[WORK TO COMPLETE]:
All lines with the word "title" are to be found and copied from the listing.

[THE DATA]:
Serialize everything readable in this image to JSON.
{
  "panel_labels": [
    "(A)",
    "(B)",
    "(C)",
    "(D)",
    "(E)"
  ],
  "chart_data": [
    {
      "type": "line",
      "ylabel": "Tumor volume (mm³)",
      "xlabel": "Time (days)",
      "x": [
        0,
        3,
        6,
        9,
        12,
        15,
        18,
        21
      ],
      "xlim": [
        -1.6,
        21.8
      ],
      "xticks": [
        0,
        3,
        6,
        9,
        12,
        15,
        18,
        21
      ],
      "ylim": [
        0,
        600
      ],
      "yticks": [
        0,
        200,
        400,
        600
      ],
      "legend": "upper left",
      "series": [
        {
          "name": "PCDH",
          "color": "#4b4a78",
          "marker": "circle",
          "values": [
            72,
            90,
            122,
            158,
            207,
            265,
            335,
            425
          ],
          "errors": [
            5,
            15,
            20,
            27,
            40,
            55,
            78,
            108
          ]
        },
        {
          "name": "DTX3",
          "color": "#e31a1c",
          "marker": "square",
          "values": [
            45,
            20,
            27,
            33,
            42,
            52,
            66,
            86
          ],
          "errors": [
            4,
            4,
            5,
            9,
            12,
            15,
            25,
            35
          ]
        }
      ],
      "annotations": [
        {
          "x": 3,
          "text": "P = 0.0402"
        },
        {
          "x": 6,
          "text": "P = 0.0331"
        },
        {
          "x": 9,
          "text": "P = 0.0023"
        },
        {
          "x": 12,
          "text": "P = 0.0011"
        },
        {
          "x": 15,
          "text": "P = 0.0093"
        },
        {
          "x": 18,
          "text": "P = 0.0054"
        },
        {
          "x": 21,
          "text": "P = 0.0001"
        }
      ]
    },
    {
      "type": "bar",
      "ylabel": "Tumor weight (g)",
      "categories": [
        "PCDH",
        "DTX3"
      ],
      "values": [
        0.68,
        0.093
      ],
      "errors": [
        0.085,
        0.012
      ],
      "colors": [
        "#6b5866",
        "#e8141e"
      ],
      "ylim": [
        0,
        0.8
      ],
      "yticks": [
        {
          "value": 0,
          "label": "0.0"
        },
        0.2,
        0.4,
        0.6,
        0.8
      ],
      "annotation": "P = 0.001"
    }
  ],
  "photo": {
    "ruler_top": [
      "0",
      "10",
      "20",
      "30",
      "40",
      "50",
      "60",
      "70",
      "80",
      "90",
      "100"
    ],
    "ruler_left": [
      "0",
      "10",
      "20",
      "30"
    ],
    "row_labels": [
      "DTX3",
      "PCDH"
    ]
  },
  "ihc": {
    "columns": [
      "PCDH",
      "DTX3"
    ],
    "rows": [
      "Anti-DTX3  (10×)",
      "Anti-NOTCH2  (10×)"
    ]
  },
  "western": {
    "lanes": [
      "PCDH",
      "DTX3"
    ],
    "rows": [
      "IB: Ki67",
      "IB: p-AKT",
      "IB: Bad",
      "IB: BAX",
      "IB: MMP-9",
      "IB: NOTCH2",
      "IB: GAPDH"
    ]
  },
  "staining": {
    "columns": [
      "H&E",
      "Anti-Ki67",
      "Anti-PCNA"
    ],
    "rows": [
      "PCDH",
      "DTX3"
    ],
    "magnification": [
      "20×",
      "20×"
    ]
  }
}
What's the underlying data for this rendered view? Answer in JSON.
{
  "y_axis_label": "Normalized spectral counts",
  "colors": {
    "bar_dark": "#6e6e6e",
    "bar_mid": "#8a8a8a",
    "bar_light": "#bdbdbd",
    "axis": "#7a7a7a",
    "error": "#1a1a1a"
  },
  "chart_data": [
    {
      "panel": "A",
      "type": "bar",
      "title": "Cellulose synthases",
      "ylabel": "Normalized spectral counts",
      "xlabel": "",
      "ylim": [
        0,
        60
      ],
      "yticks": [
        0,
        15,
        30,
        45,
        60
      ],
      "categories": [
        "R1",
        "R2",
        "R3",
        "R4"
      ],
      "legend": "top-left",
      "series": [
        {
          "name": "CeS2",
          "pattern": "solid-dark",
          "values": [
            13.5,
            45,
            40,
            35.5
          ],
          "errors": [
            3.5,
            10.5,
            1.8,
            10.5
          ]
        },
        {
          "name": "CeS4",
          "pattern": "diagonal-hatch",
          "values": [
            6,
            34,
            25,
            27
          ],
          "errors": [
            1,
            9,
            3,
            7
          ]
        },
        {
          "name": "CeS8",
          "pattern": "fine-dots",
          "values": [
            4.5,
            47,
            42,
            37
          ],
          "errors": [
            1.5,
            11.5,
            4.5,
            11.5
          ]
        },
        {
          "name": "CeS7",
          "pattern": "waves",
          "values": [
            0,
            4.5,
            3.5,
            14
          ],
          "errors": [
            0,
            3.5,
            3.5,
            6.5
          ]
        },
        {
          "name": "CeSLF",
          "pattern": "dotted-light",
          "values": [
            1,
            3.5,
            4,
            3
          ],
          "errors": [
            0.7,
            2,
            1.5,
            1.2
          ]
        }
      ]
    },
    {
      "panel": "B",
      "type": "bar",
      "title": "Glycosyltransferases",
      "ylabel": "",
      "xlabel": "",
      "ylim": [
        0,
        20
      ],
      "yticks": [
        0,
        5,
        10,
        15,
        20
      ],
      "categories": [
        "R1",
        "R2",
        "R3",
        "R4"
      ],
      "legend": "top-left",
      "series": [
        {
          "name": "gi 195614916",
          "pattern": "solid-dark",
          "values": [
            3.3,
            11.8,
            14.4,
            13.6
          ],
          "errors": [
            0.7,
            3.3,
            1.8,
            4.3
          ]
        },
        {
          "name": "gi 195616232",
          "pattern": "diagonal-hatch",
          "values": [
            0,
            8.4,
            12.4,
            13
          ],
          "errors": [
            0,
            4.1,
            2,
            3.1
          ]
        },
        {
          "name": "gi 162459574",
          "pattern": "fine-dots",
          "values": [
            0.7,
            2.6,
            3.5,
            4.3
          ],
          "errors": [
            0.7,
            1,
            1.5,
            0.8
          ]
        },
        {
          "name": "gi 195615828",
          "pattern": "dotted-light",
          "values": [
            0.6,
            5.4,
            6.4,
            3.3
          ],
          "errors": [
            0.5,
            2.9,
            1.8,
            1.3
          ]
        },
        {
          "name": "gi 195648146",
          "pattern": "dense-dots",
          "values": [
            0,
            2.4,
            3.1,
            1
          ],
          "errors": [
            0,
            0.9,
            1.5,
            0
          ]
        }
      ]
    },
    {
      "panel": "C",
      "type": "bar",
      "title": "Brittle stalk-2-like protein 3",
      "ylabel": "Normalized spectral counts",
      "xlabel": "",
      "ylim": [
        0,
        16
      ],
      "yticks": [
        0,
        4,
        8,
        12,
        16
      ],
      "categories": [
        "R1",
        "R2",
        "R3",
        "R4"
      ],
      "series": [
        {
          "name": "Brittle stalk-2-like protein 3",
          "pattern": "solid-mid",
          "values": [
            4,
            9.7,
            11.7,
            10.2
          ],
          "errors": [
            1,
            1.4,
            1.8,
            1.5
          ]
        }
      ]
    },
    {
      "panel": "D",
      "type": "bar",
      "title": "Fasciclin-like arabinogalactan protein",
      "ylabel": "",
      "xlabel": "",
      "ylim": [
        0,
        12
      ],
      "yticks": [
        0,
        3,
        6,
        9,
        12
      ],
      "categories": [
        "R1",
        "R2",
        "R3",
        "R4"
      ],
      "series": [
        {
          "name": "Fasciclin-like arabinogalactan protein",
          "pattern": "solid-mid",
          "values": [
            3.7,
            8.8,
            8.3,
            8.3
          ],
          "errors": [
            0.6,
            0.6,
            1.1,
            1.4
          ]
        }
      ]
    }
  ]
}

[ANSWER TO THIS PROBLEM]:
      "title": "Cellulose synthases",
      "title": "Glycosyltransferases",
      "title": "Brittle stalk-2-like protein 3",
      "title": "Fasciclin-like arabinogalactan protein",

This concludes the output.